OBJECTIVE -
Repeat each line of the material below exactly as it appears, minus any pictures.

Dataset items
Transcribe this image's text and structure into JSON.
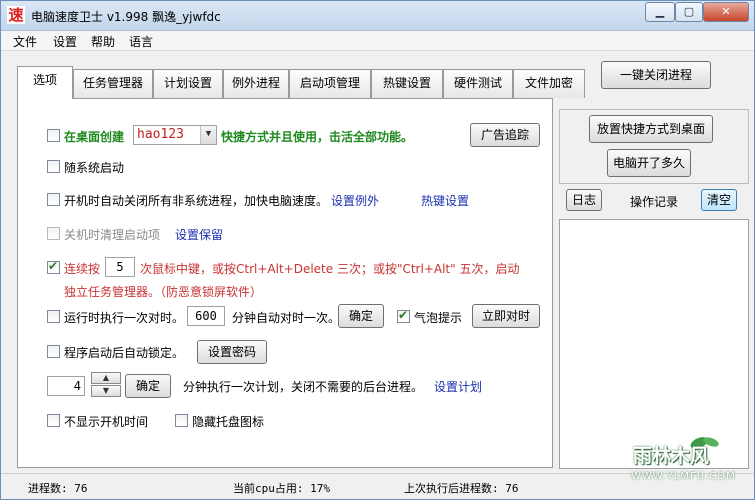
{
  "window": {
    "title": "电脑速度卫士 v1.998 飘逸_yjwfdc",
    "app_icon_char": "速",
    "minimize": "▁",
    "maximize": "▢",
    "close": "✕"
  },
  "menu": [
    "文件",
    "设置",
    "帮助",
    "语言"
  ],
  "tabs": [
    "选项",
    "任务管理器",
    "计划设置",
    "例外进程",
    "启动项管理",
    "热键设置",
    "硬件测试",
    "文件加密"
  ],
  "active_tab": "选项",
  "top_right_button": "一键关闭进程",
  "options": {
    "desktop_create_label": "在桌面创建",
    "desktop_combo_value": "hao123",
    "desktop_create_suffix": "快捷方式并且使用，击活全部功能。",
    "ad_button": "广告追踪",
    "autostart_label": "随系统启动",
    "auto_close_label": "开机时自动关闭所有非系统进程，加快电脑速度。",
    "auto_close_link1": "设置例外",
    "auto_close_link2": "热键设置",
    "clean_startup_label": "关机时清理启动项",
    "clean_startup_link": "设置保留",
    "continuous_label": "连续按",
    "continuous_value": "5",
    "continuous_text1": "次鼠标中键，或按Ctrl+Alt+Delete 三次；或按\"Ctrl+Alt\" 五次，启动",
    "continuous_text2": "独立任务管理器。（防恶意锁屏软件）",
    "run_time_label": "运行时执行一次对时。",
    "run_time_value": "600",
    "run_time_suffix": "分钟自动对时一次。",
    "run_time_confirm": "确定",
    "bubble_label": "气泡提示",
    "sync_now_button": "立即对时",
    "lock_label": "程序启动后自动锁定。",
    "set_password_button": "设置密码",
    "plan_value": "4",
    "plan_confirm": "确定",
    "plan_text": "分钟执行一次计划，关闭不需要的后台进程。",
    "plan_link": "设置计划",
    "hide_boot_time_label": "不显示开机时间",
    "hide_tray_label": "隐藏托盘图标"
  },
  "side": {
    "place_shortcut_button": "放置快捷方式到桌面",
    "uptime_button": "电脑开了多久",
    "log_button": "日志",
    "log_title": "操作记录",
    "clear_button": "清空"
  },
  "status": {
    "process_count": "进程数: 76",
    "cpu_usage": "当前cpu占用: 17%",
    "last_run": "上次执行后进程数: 76"
  },
  "watermark": {
    "title": "雨林木风",
    "subtitle": "WWW.YLMFU.COM"
  }
}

TASK RESULT -
Transcribe this image's text and structure into JSON.
{
  "window": {
    "title": "电脑速度卫士 v1.998 飘逸_yjwfdc",
    "app_icon_char": "速",
    "minimize": "▁",
    "maximize": "▢",
    "close": "✕"
  },
  "menu": [
    "文件",
    "设置",
    "帮助",
    "语言"
  ],
  "tabs": [
    "选项",
    "任务管理器",
    "计划设置",
    "例外进程",
    "启动项管理",
    "热键设置",
    "硬件测试",
    "文件加密"
  ],
  "active_tab": "选项",
  "top_right_button": "一键关闭进程",
  "options": {
    "desktop_create_label": "在桌面创建",
    "desktop_combo_value": "hao123",
    "desktop_create_suffix": "快捷方式并且使用，击活全部功能。",
    "ad_button": "广告追踪",
    "autostart_label": "随系统启动",
    "auto_close_label": "开机时自动关闭所有非系统进程，加快电脑速度。",
    "auto_close_link1": "设置例外",
    "auto_close_link2": "热键设置",
    "clean_startup_label": "关机时清理启动项",
    "clean_startup_link": "设置保留",
    "continuous_label": "连续按",
    "continuous_value": "5",
    "continuous_text1": "次鼠标中键，或按Ctrl+Alt+Delete 三次；或按\"Ctrl+Alt\" 五次，启动",
    "continuous_text2": "独立任务管理器。（防恶意锁屏软件）",
    "run_time_label": "运行时执行一次对时。",
    "run_time_value": "600",
    "run_time_suffix": "分钟自动对时一次。",
    "run_time_confirm": "确定",
    "bubble_label": "气泡提示",
    "sync_now_button": "立即对时",
    "lock_label": "程序启动后自动锁定。",
    "set_password_button": "设置密码",
    "plan_value": "4",
    "plan_confirm": "确定",
    "plan_text": "分钟执行一次计划，关闭不需要的后台进程。",
    "plan_link": "设置计划",
    "hide_boot_time_label": "不显示开机时间",
    "hide_tray_label": "隐藏托盘图标"
  },
  "side": {
    "place_shortcut_button": "放置快捷方式到桌面",
    "uptime_button": "电脑开了多久",
    "log_button": "日志",
    "log_title": "操作记录",
    "clear_button": "清空"
  },
  "status": {
    "process_count": "进程数: 76",
    "cpu_usage": "当前cpu占用: 17%",
    "last_run": "上次执行后进程数: 76"
  },
  "watermark": {
    "title": "雨林木风",
    "subtitle": "WWW.YLMFU.COM"
  }
}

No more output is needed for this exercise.